### Aim
Determine which lines contain the word "country", then copy those lines.

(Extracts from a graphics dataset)
|---|

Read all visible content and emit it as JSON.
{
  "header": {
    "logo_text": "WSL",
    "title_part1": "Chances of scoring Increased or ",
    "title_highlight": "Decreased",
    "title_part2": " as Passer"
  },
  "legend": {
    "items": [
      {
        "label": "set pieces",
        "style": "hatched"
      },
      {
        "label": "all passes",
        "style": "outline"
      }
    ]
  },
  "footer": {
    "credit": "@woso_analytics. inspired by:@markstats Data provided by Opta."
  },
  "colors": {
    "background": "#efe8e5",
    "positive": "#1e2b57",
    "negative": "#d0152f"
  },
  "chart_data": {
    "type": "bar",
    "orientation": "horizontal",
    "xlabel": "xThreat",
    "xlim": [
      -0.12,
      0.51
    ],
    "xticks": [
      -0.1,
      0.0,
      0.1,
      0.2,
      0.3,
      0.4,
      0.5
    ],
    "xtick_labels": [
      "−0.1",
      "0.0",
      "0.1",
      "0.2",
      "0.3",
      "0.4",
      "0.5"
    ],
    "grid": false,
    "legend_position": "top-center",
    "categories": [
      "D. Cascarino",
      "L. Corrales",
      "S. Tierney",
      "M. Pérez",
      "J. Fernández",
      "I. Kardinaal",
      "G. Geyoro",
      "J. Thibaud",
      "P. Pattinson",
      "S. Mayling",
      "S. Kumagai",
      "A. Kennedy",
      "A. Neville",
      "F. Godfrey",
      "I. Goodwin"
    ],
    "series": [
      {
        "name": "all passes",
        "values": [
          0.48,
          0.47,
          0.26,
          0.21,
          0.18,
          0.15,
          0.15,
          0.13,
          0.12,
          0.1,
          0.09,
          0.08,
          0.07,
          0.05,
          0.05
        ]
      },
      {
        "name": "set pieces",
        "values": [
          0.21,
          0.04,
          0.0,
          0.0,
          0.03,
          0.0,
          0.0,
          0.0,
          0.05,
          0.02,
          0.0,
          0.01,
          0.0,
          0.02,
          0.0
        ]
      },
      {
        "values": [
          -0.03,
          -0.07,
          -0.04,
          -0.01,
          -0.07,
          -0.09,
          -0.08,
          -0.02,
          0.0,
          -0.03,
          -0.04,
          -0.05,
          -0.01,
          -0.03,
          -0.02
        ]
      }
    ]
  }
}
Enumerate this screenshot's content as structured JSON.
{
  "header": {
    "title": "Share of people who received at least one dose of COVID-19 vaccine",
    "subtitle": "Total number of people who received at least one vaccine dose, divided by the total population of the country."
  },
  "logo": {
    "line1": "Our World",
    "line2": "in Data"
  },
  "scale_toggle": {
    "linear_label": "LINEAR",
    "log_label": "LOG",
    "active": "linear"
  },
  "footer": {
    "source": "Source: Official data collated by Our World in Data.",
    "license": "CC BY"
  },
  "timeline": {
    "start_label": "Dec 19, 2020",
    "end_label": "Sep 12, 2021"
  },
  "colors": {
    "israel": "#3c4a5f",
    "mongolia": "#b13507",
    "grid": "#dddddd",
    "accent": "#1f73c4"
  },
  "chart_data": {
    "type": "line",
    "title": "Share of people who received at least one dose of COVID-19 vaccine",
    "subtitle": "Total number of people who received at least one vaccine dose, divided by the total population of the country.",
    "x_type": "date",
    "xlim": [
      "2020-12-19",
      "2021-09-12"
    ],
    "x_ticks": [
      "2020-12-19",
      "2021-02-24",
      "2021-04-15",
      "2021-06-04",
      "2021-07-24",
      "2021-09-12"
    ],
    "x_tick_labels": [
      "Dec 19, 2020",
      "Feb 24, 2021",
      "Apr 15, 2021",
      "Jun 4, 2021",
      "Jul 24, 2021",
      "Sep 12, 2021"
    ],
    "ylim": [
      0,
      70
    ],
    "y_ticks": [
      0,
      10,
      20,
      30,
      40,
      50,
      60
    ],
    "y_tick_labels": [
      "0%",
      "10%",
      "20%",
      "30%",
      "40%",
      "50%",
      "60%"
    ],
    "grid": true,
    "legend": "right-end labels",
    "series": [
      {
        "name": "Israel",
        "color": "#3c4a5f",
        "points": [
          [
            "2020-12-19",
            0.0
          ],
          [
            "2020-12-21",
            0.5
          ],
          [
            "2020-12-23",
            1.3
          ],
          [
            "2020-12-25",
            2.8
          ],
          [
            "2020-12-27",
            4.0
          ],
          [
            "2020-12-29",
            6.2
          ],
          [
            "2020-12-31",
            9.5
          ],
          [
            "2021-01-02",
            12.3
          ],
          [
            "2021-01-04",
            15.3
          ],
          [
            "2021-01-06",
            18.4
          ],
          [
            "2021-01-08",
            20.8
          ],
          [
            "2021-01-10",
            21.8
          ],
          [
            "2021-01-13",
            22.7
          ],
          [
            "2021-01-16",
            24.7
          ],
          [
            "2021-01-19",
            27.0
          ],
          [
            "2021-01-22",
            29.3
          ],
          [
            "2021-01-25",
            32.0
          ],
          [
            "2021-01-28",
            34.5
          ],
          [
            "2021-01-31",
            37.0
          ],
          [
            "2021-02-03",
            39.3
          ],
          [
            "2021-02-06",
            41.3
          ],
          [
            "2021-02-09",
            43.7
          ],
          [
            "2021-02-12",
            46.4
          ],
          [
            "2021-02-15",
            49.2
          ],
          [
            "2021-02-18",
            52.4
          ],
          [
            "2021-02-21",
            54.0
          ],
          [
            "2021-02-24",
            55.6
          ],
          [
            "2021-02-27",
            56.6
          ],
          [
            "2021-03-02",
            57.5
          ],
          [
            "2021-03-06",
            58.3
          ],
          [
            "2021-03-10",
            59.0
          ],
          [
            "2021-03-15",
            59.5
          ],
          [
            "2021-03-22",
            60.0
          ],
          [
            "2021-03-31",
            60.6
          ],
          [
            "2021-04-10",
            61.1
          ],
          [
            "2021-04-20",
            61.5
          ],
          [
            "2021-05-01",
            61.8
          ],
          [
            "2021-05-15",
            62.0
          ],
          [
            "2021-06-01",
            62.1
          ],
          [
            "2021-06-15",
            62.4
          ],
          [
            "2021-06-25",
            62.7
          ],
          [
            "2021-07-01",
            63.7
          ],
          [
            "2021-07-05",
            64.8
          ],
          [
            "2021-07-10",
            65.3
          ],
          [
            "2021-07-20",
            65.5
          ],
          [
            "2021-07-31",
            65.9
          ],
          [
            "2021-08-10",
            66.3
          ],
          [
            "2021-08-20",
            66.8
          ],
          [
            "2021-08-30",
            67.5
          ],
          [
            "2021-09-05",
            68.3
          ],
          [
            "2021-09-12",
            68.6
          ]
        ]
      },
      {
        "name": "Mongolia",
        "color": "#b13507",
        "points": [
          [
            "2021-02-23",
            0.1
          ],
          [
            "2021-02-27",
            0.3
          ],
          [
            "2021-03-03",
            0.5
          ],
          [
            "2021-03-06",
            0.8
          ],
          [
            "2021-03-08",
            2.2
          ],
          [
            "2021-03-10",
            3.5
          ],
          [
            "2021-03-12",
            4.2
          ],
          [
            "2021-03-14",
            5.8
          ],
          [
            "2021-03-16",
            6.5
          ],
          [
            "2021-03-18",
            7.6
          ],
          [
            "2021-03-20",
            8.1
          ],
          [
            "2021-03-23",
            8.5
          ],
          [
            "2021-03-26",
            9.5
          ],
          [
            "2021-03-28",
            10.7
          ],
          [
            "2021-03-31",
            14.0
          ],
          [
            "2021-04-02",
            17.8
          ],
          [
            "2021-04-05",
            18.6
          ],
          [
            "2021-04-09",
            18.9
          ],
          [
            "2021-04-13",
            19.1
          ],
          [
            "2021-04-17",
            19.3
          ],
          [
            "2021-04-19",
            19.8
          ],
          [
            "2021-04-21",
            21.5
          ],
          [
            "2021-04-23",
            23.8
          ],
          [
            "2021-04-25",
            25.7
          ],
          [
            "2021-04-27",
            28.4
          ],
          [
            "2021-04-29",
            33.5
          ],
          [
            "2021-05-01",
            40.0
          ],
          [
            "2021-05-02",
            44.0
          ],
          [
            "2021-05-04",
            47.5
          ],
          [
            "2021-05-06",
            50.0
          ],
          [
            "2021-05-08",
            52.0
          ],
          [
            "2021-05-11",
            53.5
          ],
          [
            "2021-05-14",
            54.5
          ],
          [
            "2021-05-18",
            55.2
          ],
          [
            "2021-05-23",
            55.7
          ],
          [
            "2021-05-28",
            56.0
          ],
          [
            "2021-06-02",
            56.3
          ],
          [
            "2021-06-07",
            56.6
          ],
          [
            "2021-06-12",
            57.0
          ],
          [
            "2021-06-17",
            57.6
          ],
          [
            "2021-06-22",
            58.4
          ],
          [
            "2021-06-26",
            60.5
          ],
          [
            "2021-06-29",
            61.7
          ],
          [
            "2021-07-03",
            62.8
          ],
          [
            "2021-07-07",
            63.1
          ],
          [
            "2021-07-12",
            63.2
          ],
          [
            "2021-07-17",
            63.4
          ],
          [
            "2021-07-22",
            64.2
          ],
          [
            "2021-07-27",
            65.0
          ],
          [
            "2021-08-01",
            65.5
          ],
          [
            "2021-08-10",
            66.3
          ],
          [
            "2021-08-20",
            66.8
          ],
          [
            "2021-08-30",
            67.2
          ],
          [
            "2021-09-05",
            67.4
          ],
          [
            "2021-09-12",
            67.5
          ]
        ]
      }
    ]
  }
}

|---|

### Correct output
    "subtitle": "Total number of people who received at least one vaccine dose, divided by the total population of the country."
    "subtitle": "Total number of people who received at least one vaccine dose, divided by the total population of the country.",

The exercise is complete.